## [EXERCISE AIM]
Reproduce all entries word for word.

Data excerpts
----

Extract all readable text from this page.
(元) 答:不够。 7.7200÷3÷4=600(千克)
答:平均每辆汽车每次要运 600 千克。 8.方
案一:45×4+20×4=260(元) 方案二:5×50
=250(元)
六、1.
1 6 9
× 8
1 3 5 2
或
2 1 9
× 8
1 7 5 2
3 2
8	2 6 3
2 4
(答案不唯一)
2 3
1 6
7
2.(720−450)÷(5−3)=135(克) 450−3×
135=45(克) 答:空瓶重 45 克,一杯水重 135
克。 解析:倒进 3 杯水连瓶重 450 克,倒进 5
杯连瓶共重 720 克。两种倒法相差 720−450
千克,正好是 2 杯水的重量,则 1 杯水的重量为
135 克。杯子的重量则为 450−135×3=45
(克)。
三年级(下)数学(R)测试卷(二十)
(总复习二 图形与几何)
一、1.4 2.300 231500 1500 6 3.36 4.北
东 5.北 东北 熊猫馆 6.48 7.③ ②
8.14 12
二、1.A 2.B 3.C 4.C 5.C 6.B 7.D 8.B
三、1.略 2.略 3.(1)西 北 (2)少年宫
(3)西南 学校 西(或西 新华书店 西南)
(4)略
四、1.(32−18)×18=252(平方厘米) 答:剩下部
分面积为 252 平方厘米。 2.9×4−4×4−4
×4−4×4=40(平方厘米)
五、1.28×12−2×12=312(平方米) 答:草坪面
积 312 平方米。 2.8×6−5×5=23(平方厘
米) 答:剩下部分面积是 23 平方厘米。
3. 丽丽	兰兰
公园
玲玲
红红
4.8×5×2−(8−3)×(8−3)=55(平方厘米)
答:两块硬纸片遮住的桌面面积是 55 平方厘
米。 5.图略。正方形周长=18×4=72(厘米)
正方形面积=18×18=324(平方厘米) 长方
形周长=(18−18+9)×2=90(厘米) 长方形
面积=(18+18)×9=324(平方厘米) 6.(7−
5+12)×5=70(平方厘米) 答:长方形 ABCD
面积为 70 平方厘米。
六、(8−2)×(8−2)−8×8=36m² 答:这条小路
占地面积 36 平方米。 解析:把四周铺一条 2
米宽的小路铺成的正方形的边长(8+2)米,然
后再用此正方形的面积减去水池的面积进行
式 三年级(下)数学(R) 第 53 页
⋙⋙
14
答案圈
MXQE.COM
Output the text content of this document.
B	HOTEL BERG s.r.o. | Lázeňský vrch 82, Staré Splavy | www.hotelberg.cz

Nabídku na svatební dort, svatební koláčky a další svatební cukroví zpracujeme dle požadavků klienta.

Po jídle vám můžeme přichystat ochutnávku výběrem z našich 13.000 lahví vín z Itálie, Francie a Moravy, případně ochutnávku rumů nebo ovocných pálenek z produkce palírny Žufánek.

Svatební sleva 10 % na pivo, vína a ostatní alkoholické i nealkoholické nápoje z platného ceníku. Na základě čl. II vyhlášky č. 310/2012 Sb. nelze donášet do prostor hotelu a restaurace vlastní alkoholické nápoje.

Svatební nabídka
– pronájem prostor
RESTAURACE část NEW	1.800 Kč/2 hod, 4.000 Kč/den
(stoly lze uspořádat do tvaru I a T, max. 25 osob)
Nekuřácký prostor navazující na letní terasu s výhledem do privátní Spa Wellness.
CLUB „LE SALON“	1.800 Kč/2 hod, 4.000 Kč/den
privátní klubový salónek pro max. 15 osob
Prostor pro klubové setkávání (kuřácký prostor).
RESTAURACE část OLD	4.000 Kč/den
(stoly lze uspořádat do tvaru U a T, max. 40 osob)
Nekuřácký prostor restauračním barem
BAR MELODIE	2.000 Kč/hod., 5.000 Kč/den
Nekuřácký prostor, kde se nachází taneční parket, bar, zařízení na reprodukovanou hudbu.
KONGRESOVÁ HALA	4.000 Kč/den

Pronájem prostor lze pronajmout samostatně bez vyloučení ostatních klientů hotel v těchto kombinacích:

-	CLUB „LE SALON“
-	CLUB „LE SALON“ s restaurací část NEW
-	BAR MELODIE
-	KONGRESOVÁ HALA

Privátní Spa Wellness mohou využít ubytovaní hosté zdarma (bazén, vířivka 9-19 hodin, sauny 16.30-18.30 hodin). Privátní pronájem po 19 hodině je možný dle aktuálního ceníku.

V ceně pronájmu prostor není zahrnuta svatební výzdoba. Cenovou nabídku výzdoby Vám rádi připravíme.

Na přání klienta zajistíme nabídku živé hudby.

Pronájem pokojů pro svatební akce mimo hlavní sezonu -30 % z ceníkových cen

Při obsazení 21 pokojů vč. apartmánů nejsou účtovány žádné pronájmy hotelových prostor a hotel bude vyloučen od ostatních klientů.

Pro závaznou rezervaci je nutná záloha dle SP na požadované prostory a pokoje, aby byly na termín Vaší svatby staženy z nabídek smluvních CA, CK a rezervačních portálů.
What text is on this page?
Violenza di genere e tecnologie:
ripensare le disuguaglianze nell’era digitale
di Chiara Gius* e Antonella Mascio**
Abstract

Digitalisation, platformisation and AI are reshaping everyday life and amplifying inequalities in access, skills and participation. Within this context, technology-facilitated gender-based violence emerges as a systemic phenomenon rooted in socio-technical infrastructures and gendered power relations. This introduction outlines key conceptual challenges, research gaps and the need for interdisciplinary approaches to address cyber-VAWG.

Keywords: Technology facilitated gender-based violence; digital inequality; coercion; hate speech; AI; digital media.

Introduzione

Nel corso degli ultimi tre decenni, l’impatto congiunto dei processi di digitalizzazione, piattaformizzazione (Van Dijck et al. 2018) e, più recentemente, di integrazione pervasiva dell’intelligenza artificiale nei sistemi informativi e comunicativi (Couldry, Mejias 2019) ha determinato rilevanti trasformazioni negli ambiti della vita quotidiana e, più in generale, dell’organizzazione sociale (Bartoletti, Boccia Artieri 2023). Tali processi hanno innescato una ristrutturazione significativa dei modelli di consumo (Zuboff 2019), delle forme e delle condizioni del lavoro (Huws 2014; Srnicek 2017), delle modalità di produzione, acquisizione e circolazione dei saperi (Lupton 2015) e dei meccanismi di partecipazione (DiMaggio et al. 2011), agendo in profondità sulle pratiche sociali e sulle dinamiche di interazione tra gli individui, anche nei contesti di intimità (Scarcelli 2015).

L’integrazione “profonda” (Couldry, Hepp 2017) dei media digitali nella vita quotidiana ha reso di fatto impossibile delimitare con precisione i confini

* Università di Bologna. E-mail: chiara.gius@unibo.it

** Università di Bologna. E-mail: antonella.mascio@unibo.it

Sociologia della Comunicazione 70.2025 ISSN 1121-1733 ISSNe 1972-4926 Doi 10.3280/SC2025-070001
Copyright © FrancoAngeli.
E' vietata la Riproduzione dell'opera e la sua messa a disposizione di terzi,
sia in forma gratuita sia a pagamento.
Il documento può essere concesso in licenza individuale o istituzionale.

----

## [ANSWER]
Extract all readable text from this page.
(元) 答:不够。 7.7200÷3÷4=600(千克)
答:平均每辆汽车每次要运 600 千克。 8.方
案一:45×4+20×4=260(元) 方案二:5×50
=250(元)
六、1.
1 6 9
× 8
1 3 5 2
或
2 1 9
× 8
1 7 5 2
3 2
8	2 6 3
2 4
(答案不唯一)
2 3
1 6
7
2.(720−450)÷(5−3)=135(克) 450−3×
135=45(克) 答:空瓶重 45 克,一杯水重 135
克。 解析:倒进 3 杯水连瓶重 450 克,倒进 5
杯连瓶共重 720 克。两种倒法相差 720−450
千克,正好是 2 杯水的重量,则 1 杯水的重量为
135 克。杯子的重量则为 450−135×3=45
(克)。
三年级(下)数学(R)测试卷(二十)
(总复习二 图形与几何)
一、1.4 2.300 231500 1500 6 3.36 4.北
东 5.北 东北 熊猫馆 6.48 7.③ ②
8.14 12
二、1.A 2.B 3.C 4.C 5.C 6.B 7.D 8.B
三、1.略 2.略 3.(1)西 北 (2)少年宫
(3)西南 学校 西(或西 新华书店 西南)
(4)略
四、1.(32−18)×18=252(平方厘米) 答:剩下部
分面积为 252 平方厘米。 2.9×4−4×4−4
×4−4×4=40(平方厘米)
五、1.28×12−2×12=312(平方米) 答:草坪面
积 312 平方米。 2.8×6−5×5=23(平方厘
米) 答:剩下部分面积是 23 平方厘米。
3. 丽丽	兰兰
公园
玲玲
红红
4.8×5×2−(8−3)×(8−3)=55(平方厘米)
答:两块硬纸片遮住的桌面面积是 55 平方厘
米。 5.图略。正方形周长=18×4=72(厘米)
正方形面积=18×18=324(平方厘米) 长方
形周长=(18−18+9)×2=90(厘米) 长方形
面积=(18+18)×9=324(平方厘米) 6.(7−
5+12)×5=70(平方厘米) 答:长方形 ABCD
面积为 70 平方厘米。
六、(8−2)×(8−2)−8×8=36m² 答:这条小路
占地面积 36 平方米。 解析:把四周铺一条 2
米宽的小路铺成的正方形的边长(8+2)米,然
后再用此正方形的面积减去水池的面积进行
式 三年级(下)数学(R) 第 53 页
⋙⋙
14
答案圈
MXQE.COM
Output the text content of this document.
B	HOTEL BERG s.r.o. | Lázeňský vrch 82, Staré Splavy | www.hotelberg.cz

Nabídku na svatební dort, svatební koláčky a další svatební cukroví zpracujeme dle požadavků klienta.

Po jídle vám můžeme přichystat ochutnávku výběrem z našich 13.000 lahví vín z Itálie, Francie a Moravy, případně ochutnávku rumů nebo ovocných pálenek z produkce palírny Žufánek.

Svatební sleva 10 % na pivo, vína a ostatní alkoholické i nealkoholické nápoje z platného ceníku. Na základě čl. II vyhlášky č. 310/2012 Sb. nelze donášet do prostor hotelu a restaurace vlastní alkoholické nápoje.

Svatební nabídka
– pronájem prostor
RESTAURACE část NEW	1.800 Kč/2 hod, 4.000 Kč/den
(stoly lze uspořádat do tvaru I a T, max. 25 osob)
Nekuřácký prostor navazující na letní terasu s výhledem do privátní Spa Wellness.
CLUB „LE SALON“	1.800 Kč/2 hod, 4.000 Kč/den
privátní klubový salónek pro max. 15 osob
Prostor pro klubové setkávání (kuřácký prostor).
RESTAURACE část OLD	4.000 Kč/den
(stoly lze uspořádat do tvaru U a T, max. 40 osob)
Nekuřácký prostor restauračním barem
BAR MELODIE	2.000 Kč/hod., 5.000 Kč/den
Nekuřácký prostor, kde se nachází taneční parket, bar, zařízení na reprodukovanou hudbu.
KONGRESOVÁ HALA	4.000 Kč/den

Pronájem prostor lze pronajmout samostatně bez vyloučení ostatních klientů hotel v těchto kombinacích:

-	CLUB „LE SALON“
-	CLUB „LE SALON“ s restaurací část NEW
-	BAR MELODIE
-	KONGRESOVÁ HALA

Privátní Spa Wellness mohou využít ubytovaní hosté zdarma (bazén, vířivka 9-19 hodin, sauny 16.30-18.30 hodin). Privátní pronájem po 19 hodině je možný dle aktuálního ceníku.

V ceně pronájmu prostor není zahrnuta svatební výzdoba. Cenovou nabídku výzdoby Vám rádi připravíme.

Na přání klienta zajistíme nabídku živé hudby.

Pronájem pokojů pro svatební akce mimo hlavní sezonu -30 % z ceníkových cen

Při obsazení 21 pokojů vč. apartmánů nejsou účtovány žádné pronájmy hotelových prostor a hotel bude vyloučen od ostatních klientů.

Pro závaznou rezervaci je nutná záloha dle SP na požadované prostory a pokoje, aby byly na termín Vaší svatby staženy z nabídek smluvních CA, CK a rezervačních portálů.
What text is on this page?
Violenza di genere e tecnologie:
ripensare le disuguaglianze nell’era digitale
di Chiara Gius* e Antonella Mascio**
Abstract

Digitalisation, platformisation and AI are reshaping everyday life and amplifying inequalities in access, skills and participation. Within this context, technology-facilitated gender-based violence emerges as a systemic phenomenon rooted in socio-technical infrastructures and gendered power relations. This introduction outlines key conceptual challenges, research gaps and the need for interdisciplinary approaches to address cyber-VAWG.

Keywords: Technology facilitated gender-based violence; digital inequality; coercion; hate speech; AI; digital media.

Introduzione

Nel corso degli ultimi tre decenni, l’impatto congiunto dei processi di digitalizzazione, piattaformizzazione (Van Dijck et al. 2018) e, più recentemente, di integrazione pervasiva dell’intelligenza artificiale nei sistemi informativi e comunicativi (Couldry, Mejias 2019) ha determinato rilevanti trasformazioni negli ambiti della vita quotidiana e, più in generale, dell’organizzazione sociale (Bartoletti, Boccia Artieri 2023). Tali processi hanno innescato una ristrutturazione significativa dei modelli di consumo (Zuboff 2019), delle forme e delle condizioni del lavoro (Huws 2014; Srnicek 2017), delle modalità di produzione, acquisizione e circolazione dei saperi (Lupton 2015) e dei meccanismi di partecipazione (DiMaggio et al. 2011), agendo in profondità sulle pratiche sociali e sulle dinamiche di interazione tra gli individui, anche nei contesti di intimità (Scarcelli 2015).

L’integrazione “profonda” (Couldry, Hepp 2017) dei media digitali nella vita quotidiana ha reso di fatto impossibile delimitare con precisione i confini

* Università di Bologna. E-mail: chiara.gius@unibo.it

** Università di Bologna. E-mail: antonella.mascio@unibo.it

Sociologia della Comunicazione 70.2025 ISSN 1121-1733 ISSNe 1972-4926 Doi 10.3280/SC2025-070001
Copyright © FrancoAngeli.
E' vietata la Riproduzione dell'opera e la sua messa a disposizione di terzi,
sia in forma gratuita sia a pagamento.
Il documento può essere concesso in licenza individuale o istituzionale.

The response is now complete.